• _What is expected_
Write out the material below again, unchanged.

(Dataset rows about figures)
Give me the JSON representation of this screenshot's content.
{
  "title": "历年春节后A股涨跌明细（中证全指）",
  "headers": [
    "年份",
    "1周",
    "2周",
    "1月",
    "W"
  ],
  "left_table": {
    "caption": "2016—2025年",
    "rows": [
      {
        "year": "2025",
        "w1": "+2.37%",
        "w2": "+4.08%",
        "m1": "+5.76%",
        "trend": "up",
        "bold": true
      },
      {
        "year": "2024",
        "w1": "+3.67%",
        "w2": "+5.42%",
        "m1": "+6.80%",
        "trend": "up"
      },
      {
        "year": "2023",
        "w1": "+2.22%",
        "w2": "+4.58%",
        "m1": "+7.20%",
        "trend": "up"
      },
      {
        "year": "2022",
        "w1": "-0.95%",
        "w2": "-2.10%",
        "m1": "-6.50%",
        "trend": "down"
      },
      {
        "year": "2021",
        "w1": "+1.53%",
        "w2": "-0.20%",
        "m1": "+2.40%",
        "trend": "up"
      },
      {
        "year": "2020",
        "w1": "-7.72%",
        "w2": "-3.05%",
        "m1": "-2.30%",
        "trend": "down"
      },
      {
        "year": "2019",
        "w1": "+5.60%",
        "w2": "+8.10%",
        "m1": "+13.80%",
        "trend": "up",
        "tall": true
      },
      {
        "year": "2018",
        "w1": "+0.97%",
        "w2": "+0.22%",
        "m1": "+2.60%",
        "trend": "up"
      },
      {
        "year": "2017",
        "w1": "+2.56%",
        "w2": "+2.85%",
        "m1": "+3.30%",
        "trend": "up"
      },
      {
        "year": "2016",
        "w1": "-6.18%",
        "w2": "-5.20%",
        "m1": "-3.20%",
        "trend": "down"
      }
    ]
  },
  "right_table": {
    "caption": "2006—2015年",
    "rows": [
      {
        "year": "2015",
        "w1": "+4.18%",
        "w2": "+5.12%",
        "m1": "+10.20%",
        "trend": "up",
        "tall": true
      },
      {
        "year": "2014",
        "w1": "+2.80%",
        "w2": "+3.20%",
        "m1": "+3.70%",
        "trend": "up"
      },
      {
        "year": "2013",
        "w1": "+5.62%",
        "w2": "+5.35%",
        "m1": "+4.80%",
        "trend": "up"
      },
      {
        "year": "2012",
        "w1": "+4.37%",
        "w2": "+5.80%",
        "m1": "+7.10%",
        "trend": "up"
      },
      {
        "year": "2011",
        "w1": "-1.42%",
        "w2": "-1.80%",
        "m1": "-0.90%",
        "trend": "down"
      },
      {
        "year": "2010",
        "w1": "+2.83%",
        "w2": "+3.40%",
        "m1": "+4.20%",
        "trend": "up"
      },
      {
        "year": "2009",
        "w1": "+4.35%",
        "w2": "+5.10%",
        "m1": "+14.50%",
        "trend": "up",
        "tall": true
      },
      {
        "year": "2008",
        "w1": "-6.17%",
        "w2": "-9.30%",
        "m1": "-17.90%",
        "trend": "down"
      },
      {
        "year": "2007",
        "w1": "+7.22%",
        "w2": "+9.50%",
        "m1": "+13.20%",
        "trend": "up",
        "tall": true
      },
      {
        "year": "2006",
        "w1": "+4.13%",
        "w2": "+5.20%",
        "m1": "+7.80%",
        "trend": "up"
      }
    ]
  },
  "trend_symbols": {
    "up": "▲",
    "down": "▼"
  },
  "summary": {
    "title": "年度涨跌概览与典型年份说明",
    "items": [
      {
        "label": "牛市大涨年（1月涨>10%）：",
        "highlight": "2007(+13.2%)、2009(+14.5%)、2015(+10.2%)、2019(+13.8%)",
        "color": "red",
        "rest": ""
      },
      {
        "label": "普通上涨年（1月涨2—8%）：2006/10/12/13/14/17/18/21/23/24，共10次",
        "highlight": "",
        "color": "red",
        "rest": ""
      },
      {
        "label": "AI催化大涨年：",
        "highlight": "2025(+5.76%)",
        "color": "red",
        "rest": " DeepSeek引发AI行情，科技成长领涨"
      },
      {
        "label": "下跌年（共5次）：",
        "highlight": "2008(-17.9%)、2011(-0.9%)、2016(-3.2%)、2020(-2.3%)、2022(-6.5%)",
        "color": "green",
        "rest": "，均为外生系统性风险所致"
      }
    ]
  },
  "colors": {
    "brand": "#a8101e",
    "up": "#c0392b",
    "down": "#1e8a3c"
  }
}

• _Problem solution_
Give me the JSON representation of this screenshot's content.
{
  "title": "历年春节后A股涨跌明细（中证全指）",
  "headers": [
    "年份",
    "1周",
    "2周",
    "1月",
    "W"
  ],
  "left_table": {
    "caption": "2016—2025年",
    "rows": [
      {
        "year": "2025",
        "w1": "+2.37%",
        "w2": "+4.08%",
        "m1": "+5.76%",
        "trend": "up",
        "bold": true
      },
      {
        "year": "2024",
        "w1": "+3.67%",
        "w2": "+5.42%",
        "m1": "+6.80%",
        "trend": "up"
      },
      {
        "year": "2023",
        "w1": "+2.22%",
        "w2": "+4.58%",
        "m1": "+7.20%",
        "trend": "up"
      },
      {
        "year": "2022",
        "w1": "-0.95%",
        "w2": "-2.10%",
        "m1": "-6.50%",
        "trend": "down"
      },
      {
        "year": "2021",
        "w1": "+1.53%",
        "w2": "-0.20%",
        "m1": "+2.40%",
        "trend": "up"
      },
      {
        "year": "2020",
        "w1": "-7.72%",
        "w2": "-3.05%",
        "m1": "-2.30%",
        "trend": "down"
      },
      {
        "year": "2019",
        "w1": "+5.60%",
        "w2": "+8.10%",
        "m1": "+13.80%",
        "trend": "up",
        "tall": true
      },
      {
        "year": "2018",
        "w1": "+0.97%",
        "w2": "+0.22%",
        "m1": "+2.60%",
        "trend": "up"
      },
      {
        "year": "2017",
        "w1": "+2.56%",
        "w2": "+2.85%",
        "m1": "+3.30%",
        "trend": "up"
      },
      {
        "year": "2016",
        "w1": "-6.18%",
        "w2": "-5.20%",
        "m1": "-3.20%",
        "trend": "down"
      }
    ]
  },
  "right_table": {
    "caption": "2006—2015年",
    "rows": [
      {
        "year": "2015",
        "w1": "+4.18%",
        "w2": "+5.12%",
        "m1": "+10.20%",
        "trend": "up",
        "tall": true
      },
      {
        "year": "2014",
        "w1": "+2.80%",
        "w2": "+3.20%",
        "m1": "+3.70%",
        "trend": "up"
      },
      {
        "year": "2013",
        "w1": "+5.62%",
        "w2": "+5.35%",
        "m1": "+4.80%",
        "trend": "up"
      },
      {
        "year": "2012",
        "w1": "+4.37%",
        "w2": "+5.80%",
        "m1": "+7.10%",
        "trend": "up"
      },
      {
        "year": "2011",
        "w1": "-1.42%",
        "w2": "-1.80%",
        "m1": "-0.90%",
        "trend": "down"
      },
      {
        "year": "2010",
        "w1": "+2.83%",
        "w2": "+3.40%",
        "m1": "+4.20%",
        "trend": "up"
      },
      {
        "year": "2009",
        "w1": "+4.35%",
        "w2": "+5.10%",
        "m1": "+14.50%",
        "trend": "up",
        "tall": true
      },
      {
        "year": "2008",
        "w1": "-6.17%",
        "w2": "-9.30%",
        "m1": "-17.90%",
        "trend": "down"
      },
      {
        "year": "2007",
        "w1": "+7.22%",
        "w2": "+9.50%",
        "m1": "+13.20%",
        "trend": "up",
        "tall": true
      },
      {
        "year": "2006",
        "w1": "+4.13%",
        "w2": "+5.20%",
        "m1": "+7.80%",
        "trend": "up"
      }
    ]
  },
  "trend_symbols": {
    "up": "▲",
    "down": "▼"
  },
  "summary": {
    "title": "年度涨跌概览与典型年份说明",
    "items": [
      {
        "label": "牛市大涨年（1月涨>10%）：",
        "highlight": "2007(+13.2%)、2009(+14.5%)、2015(+10.2%)、2019(+13.8%)",
        "color": "red",
        "rest": ""
      },
      {
        "label": "普通上涨年（1月涨2—8%）：2006/10/12/13/14/17/18/21/23/24，共10次",
        "highlight": "",
        "color": "red",
        "rest": ""
      },
      {
        "label": "AI催化大涨年：",
        "highlight": "2025(+5.76%)",
        "color": "red",
        "rest": " DeepSeek引发AI行情，科技成长领涨"
      },
      {
        "label": "下跌年（共5次）：",
        "highlight": "2008(-17.9%)、2011(-0.9%)、2016(-3.2%)、2020(-2.3%)、2022(-6.5%)",
        "color": "green",
        "rest": "，均为外生系统性风险所致"
      }
    ]
  },
  "colors": {
    "brand": "#a8101e",
    "up": "#c0392b",
    "down": "#1e8a3c"
  }
}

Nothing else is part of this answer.